WHAT THE TASK ASKS:
Search the records below for the word "ErsBaonsKader" and show every line where it occurs.
* BEGIN GIVEN ENTRIES *
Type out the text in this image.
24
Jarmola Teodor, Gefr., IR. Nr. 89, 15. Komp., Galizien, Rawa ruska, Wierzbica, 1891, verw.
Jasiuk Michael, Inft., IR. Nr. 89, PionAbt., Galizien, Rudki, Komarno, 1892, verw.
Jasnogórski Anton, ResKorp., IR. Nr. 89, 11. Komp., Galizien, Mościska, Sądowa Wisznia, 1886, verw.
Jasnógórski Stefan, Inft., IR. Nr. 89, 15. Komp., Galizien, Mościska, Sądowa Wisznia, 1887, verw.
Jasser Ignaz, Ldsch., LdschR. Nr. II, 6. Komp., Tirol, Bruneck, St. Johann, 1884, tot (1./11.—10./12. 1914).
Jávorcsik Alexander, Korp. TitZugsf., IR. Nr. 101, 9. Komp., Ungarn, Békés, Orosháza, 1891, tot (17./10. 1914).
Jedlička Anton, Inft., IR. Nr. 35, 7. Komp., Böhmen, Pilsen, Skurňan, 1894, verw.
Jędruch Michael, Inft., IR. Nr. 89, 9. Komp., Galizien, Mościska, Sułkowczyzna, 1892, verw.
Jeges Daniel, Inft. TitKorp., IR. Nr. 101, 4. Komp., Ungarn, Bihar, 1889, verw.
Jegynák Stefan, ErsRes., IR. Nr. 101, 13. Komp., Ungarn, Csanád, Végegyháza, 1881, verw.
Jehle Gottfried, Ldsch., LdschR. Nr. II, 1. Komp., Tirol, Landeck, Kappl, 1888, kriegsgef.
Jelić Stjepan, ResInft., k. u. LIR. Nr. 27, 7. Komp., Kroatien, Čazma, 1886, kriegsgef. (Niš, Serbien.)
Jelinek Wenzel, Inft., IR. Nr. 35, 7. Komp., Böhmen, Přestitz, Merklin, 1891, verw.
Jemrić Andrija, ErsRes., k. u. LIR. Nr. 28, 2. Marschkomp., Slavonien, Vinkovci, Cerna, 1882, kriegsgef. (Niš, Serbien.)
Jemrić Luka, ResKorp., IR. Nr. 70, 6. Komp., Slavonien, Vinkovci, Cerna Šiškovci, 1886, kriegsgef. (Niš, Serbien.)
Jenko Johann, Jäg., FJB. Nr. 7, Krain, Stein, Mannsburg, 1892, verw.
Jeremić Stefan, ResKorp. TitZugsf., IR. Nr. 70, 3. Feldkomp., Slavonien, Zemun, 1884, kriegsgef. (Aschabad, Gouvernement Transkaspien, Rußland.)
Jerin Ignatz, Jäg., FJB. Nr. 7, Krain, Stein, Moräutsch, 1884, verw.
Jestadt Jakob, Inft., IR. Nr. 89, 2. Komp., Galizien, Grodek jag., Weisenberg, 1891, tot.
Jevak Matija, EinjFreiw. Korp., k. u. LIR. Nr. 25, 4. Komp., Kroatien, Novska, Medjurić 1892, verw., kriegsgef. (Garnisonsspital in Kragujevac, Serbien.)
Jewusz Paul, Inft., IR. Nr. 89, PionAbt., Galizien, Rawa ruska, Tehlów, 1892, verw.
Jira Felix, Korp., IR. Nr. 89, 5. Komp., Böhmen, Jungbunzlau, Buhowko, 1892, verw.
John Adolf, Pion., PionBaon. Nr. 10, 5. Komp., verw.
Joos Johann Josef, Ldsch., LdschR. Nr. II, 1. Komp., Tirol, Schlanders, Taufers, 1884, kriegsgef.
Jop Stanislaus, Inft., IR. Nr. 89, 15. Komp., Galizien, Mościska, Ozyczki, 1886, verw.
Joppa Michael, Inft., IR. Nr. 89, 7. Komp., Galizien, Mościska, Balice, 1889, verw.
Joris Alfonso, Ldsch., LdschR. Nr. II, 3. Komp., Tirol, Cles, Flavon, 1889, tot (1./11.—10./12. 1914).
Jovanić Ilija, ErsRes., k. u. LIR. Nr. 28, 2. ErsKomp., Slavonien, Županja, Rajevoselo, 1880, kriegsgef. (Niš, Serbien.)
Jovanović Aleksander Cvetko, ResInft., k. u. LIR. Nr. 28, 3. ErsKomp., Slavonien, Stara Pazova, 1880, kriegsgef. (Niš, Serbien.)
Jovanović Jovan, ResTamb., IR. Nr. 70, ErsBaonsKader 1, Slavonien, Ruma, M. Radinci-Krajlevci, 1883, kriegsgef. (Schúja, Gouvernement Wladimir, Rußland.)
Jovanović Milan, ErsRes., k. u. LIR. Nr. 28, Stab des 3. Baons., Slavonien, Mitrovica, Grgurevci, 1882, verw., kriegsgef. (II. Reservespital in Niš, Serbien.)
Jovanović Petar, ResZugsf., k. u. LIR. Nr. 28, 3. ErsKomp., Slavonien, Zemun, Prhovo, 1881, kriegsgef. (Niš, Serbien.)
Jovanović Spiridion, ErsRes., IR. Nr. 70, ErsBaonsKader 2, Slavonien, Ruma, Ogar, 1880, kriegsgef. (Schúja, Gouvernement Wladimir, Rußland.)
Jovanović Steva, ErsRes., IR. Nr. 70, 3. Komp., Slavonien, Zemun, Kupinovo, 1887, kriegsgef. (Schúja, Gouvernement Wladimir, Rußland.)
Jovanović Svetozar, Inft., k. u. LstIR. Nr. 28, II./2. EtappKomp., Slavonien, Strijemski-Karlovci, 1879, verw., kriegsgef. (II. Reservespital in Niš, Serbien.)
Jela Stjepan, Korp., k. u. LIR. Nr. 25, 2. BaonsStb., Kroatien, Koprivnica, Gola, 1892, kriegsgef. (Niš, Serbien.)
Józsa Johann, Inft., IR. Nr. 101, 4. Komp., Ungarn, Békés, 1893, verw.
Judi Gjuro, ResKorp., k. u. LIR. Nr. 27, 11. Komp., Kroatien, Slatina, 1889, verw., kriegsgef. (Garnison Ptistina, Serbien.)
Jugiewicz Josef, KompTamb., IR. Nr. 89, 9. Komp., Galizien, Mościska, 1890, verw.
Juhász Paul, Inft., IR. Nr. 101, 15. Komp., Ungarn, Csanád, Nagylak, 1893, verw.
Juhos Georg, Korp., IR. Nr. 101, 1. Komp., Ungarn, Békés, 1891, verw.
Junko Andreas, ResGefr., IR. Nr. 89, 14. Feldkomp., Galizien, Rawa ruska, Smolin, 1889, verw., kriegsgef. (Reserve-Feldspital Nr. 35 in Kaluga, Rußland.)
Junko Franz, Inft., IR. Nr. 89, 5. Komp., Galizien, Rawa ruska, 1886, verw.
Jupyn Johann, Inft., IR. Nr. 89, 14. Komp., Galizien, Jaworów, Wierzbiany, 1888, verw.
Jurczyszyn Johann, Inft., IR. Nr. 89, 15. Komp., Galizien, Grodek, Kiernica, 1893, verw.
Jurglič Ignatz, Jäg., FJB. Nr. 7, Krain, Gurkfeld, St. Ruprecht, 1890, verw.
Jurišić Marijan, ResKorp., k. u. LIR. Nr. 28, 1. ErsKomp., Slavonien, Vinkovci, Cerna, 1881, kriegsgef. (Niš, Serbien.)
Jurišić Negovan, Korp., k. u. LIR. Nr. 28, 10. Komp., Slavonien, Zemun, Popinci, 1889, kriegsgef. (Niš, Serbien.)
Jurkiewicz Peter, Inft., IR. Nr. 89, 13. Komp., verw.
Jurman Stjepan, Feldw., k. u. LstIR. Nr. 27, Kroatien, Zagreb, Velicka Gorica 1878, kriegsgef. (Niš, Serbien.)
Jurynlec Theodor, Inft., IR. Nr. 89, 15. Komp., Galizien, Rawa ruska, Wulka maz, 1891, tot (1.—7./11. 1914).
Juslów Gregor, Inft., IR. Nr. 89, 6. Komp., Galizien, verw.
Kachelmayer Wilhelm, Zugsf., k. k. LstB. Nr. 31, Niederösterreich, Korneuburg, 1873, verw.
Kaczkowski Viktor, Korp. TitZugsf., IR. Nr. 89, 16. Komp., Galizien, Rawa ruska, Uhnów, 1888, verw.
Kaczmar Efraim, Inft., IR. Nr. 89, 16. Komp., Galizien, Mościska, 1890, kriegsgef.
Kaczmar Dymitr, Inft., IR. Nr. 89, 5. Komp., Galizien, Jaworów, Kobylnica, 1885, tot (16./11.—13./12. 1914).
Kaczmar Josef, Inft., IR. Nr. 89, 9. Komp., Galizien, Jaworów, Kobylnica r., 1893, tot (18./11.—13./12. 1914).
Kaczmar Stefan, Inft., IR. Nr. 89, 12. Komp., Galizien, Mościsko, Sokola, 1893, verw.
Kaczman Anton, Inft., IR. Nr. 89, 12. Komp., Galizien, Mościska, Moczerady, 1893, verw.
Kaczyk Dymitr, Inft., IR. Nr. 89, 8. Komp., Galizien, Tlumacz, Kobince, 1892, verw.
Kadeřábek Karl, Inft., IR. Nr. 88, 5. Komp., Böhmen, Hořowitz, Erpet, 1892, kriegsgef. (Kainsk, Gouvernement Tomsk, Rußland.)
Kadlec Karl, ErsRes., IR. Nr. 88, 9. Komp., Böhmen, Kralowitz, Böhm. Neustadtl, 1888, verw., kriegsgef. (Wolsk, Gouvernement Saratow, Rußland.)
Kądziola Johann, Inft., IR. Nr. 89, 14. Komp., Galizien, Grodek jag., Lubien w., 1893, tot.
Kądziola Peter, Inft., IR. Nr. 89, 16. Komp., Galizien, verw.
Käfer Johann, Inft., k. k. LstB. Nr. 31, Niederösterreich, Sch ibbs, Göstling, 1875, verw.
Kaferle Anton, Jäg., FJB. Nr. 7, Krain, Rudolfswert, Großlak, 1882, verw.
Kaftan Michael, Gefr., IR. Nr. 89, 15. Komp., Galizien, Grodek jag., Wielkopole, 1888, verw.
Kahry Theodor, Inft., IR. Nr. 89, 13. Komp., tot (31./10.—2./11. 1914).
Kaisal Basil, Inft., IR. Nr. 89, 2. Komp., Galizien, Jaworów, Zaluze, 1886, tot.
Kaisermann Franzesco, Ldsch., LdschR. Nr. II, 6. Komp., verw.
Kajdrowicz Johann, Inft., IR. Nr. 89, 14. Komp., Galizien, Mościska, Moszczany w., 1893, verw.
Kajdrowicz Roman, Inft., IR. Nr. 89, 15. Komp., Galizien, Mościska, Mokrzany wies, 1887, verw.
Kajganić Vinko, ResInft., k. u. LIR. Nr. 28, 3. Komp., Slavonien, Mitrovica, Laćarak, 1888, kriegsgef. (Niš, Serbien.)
* END GIVEN ENTRIES *
FINAL ANSWER:
Jovanović Jovan, ResTamb., IR. Nr. 70, ErsBaonsKader 1, Slavonien, Ruma, M. Radinci-Krajlevci, 1883, kriegsgef. (Schúja, Gouvernement Wladimir, Rußland.)
Jovanović Spiridion, ErsRes., IR. Nr. 70, ErsBaonsKader 2, Slavonien, Ruma, Ogar, 1880, kriegsgef. (Schúja, Gouvernement Wladimir, Rußland.)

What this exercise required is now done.